> _Directions_:
Here are some records. Copy each one exactly.

** Begin Supplied data **

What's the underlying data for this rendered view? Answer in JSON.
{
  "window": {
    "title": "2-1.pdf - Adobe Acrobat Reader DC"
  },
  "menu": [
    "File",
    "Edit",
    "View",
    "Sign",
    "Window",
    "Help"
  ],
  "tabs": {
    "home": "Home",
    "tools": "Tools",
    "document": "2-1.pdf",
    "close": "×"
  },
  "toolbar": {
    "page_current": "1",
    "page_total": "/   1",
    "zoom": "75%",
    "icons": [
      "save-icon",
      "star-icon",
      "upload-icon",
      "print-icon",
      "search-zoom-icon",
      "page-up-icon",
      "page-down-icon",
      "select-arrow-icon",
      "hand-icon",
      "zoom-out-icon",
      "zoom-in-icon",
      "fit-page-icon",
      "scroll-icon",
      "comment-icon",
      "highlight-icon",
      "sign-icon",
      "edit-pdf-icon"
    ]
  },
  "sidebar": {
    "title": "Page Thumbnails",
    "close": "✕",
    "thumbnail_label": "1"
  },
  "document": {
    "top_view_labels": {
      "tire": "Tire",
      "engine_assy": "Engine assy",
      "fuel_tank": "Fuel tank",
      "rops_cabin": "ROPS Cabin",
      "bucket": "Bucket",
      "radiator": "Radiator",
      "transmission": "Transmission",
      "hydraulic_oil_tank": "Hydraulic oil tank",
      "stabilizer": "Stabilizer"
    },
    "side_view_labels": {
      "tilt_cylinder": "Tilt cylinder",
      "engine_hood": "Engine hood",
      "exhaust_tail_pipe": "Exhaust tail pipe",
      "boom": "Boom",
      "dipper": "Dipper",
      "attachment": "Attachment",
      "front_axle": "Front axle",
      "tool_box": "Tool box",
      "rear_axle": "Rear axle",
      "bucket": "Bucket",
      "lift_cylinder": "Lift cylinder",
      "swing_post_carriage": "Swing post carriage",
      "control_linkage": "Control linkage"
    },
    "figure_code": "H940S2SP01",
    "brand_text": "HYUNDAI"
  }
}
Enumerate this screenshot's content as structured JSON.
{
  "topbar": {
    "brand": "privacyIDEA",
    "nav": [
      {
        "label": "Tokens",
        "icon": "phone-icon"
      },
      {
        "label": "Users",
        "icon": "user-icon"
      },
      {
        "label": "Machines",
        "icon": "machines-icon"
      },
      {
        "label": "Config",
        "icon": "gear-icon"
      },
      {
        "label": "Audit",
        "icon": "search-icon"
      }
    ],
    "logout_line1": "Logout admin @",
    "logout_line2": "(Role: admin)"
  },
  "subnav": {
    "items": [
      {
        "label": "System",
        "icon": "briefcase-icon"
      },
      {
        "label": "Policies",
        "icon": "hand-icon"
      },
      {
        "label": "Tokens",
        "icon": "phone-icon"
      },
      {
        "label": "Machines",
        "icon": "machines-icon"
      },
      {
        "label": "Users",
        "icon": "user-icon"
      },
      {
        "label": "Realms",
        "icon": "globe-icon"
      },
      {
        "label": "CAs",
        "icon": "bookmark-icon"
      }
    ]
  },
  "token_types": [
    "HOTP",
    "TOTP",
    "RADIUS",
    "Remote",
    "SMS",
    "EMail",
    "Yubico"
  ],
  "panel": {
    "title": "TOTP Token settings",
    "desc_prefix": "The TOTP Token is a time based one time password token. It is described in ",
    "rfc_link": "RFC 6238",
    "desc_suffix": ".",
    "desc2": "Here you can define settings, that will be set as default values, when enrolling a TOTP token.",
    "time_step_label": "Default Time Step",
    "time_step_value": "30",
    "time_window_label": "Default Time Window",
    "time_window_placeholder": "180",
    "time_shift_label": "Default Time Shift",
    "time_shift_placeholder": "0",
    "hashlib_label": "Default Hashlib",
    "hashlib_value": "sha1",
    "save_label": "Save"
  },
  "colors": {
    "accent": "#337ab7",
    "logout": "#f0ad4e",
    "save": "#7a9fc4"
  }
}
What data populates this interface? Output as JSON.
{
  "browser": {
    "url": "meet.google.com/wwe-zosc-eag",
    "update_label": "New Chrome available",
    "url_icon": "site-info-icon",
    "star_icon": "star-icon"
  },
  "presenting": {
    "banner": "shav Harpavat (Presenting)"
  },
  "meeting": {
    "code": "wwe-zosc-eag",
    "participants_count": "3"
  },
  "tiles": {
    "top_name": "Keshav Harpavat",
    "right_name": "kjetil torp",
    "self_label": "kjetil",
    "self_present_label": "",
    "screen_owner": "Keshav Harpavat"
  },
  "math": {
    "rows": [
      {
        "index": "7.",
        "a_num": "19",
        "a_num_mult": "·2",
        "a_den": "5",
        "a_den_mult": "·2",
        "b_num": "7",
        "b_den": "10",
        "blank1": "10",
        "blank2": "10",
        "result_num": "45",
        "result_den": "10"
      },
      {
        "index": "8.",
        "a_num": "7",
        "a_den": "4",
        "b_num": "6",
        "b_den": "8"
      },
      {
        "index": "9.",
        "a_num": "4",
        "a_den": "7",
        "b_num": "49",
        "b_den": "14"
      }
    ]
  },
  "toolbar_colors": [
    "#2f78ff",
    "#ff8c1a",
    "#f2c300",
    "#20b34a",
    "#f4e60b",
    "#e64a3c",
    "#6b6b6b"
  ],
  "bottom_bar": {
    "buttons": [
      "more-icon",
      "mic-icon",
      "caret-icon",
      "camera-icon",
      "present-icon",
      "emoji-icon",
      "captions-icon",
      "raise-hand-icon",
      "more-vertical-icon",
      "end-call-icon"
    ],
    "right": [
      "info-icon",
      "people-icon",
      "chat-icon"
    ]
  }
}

** End Supplied data **

> _Written solution_:
What's the underlying data for this rendered view? Answer in JSON.
{
  "window": {
    "title": "2-1.pdf - Adobe Acrobat Reader DC"
  },
  "menu": [
    "File",
    "Edit",
    "View",
    "Sign",
    "Window",
    "Help"
  ],
  "tabs": {
    "home": "Home",
    "tools": "Tools",
    "document": "2-1.pdf",
    "close": "×"
  },
  "toolbar": {
    "page_current": "1",
    "page_total": "/   1",
    "zoom": "75%",
    "icons": [
      "save-icon",
      "star-icon",
      "upload-icon",
      "print-icon",
      "search-zoom-icon",
      "page-up-icon",
      "page-down-icon",
      "select-arrow-icon",
      "hand-icon",
      "zoom-out-icon",
      "zoom-in-icon",
      "fit-page-icon",
      "scroll-icon",
      "comment-icon",
      "highlight-icon",
      "sign-icon",
      "edit-pdf-icon"
    ]
  },
  "sidebar": {
    "title": "Page Thumbnails",
    "close": "✕",
    "thumbnail_label": "1"
  },
  "document": {
    "top_view_labels": {
      "tire": "Tire",
      "engine_assy": "Engine assy",
      "fuel_tank": "Fuel tank",
      "rops_cabin": "ROPS Cabin",
      "bucket": "Bucket",
      "radiator": "Radiator",
      "transmission": "Transmission",
      "hydraulic_oil_tank": "Hydraulic oil tank",
      "stabilizer": "Stabilizer"
    },
    "side_view_labels": {
      "tilt_cylinder": "Tilt cylinder",
      "engine_hood": "Engine hood",
      "exhaust_tail_pipe": "Exhaust tail pipe",
      "boom": "Boom",
      "dipper": "Dipper",
      "attachment": "Attachment",
      "front_axle": "Front axle",
      "tool_box": "Tool box",
      "rear_axle": "Rear axle",
      "bucket": "Bucket",
      "lift_cylinder": "Lift cylinder",
      "swing_post_carriage": "Swing post carriage",
      "control_linkage": "Control linkage"
    },
    "figure_code": "H940S2SP01",
    "brand_text": "HYUNDAI"
  }
}
Enumerate this screenshot's content as structured JSON.
{
  "topbar": {
    "brand": "privacyIDEA",
    "nav": [
      {
        "label": "Tokens",
        "icon": "phone-icon"
      },
      {
        "label": "Users",
        "icon": "user-icon"
      },
      {
        "label": "Machines",
        "icon": "machines-icon"
      },
      {
        "label": "Config",
        "icon": "gear-icon"
      },
      {
        "label": "Audit",
        "icon": "search-icon"
      }
    ],
    "logout_line1": "Logout admin @",
    "logout_line2": "(Role: admin)"
  },
  "subnav": {
    "items": [
      {
        "label": "System",
        "icon": "briefcase-icon"
      },
      {
        "label": "Policies",
        "icon": "hand-icon"
      },
      {
        "label": "Tokens",
        "icon": "phone-icon"
      },
      {
        "label": "Machines",
        "icon": "machines-icon"
      },
      {
        "label": "Users",
        "icon": "user-icon"
      },
      {
        "label": "Realms",
        "icon": "globe-icon"
      },
      {
        "label": "CAs",
        "icon": "bookmark-icon"
      }
    ]
  },
  "token_types": [
    "HOTP",
    "TOTP",
    "RADIUS",
    "Remote",
    "SMS",
    "EMail",
    "Yubico"
  ],
  "panel": {
    "title": "TOTP Token settings",
    "desc_prefix": "The TOTP Token is a time based one time password token. It is described in ",
    "rfc_link": "RFC 6238",
    "desc_suffix": ".",
    "desc2": "Here you can define settings, that will be set as default values, when enrolling a TOTP token.",
    "time_step_label": "Default Time Step",
    "time_step_value": "30",
    "time_window_label": "Default Time Window",
    "time_window_placeholder": "180",
    "time_shift_label": "Default Time Shift",
    "time_shift_placeholder": "0",
    "hashlib_label": "Default Hashlib",
    "hashlib_value": "sha1",
    "save_label": "Save"
  },
  "colors": {
    "accent": "#337ab7",
    "logout": "#f0ad4e",
    "save": "#7a9fc4"
  }
}
What data populates this interface? Output as JSON.
{
  "browser": {
    "url": "meet.google.com/wwe-zosc-eag",
    "update_label": "New Chrome available",
    "url_icon": "site-info-icon",
    "star_icon": "star-icon"
  },
  "presenting": {
    "banner": "shav Harpavat (Presenting)"
  },
  "meeting": {
    "code": "wwe-zosc-eag",
    "participants_count": "3"
  },
  "tiles": {
    "top_name": "Keshav Harpavat",
    "right_name": "kjetil torp",
    "self_label": "kjetil",
    "self_present_label": "",
    "screen_owner": "Keshav Harpavat"
  },
  "math": {
    "rows": [
      {
        "index": "7.",
        "a_num": "19",
        "a_num_mult": "·2",
        "a_den": "5",
        "a_den_mult": "·2",
        "b_num": "7",
        "b_den": "10",
        "blank1": "10",
        "blank2": "10",
        "result_num": "45",
        "result_den": "10"
      },
      {
        "index": "8.",
        "a_num": "7",
        "a_den": "4",
        "b_num": "6",
        "b_den": "8"
      },
      {
        "index": "9.",
        "a_num": "4",
        "a_den": "7",
        "b_num": "49",
        "b_den": "14"
      }
    ]
  },
  "toolbar_colors": [
    "#2f78ff",
    "#ff8c1a",
    "#f2c300",
    "#20b34a",
    "#f4e60b",
    "#e64a3c",
    "#6b6b6b"
  ],
  "bottom_bar": {
    "buttons": [
      "more-icon",
      "mic-icon",
      "caret-icon",
      "camera-icon",
      "present-icon",
      "emoji-icon",
      "captions-icon",
      "raise-hand-icon",
      "more-vertical-icon",
      "end-call-icon"
    ],
    "right": [
      "info-icon",
      "people-icon",
      "chat-icon"
    ]
  }
}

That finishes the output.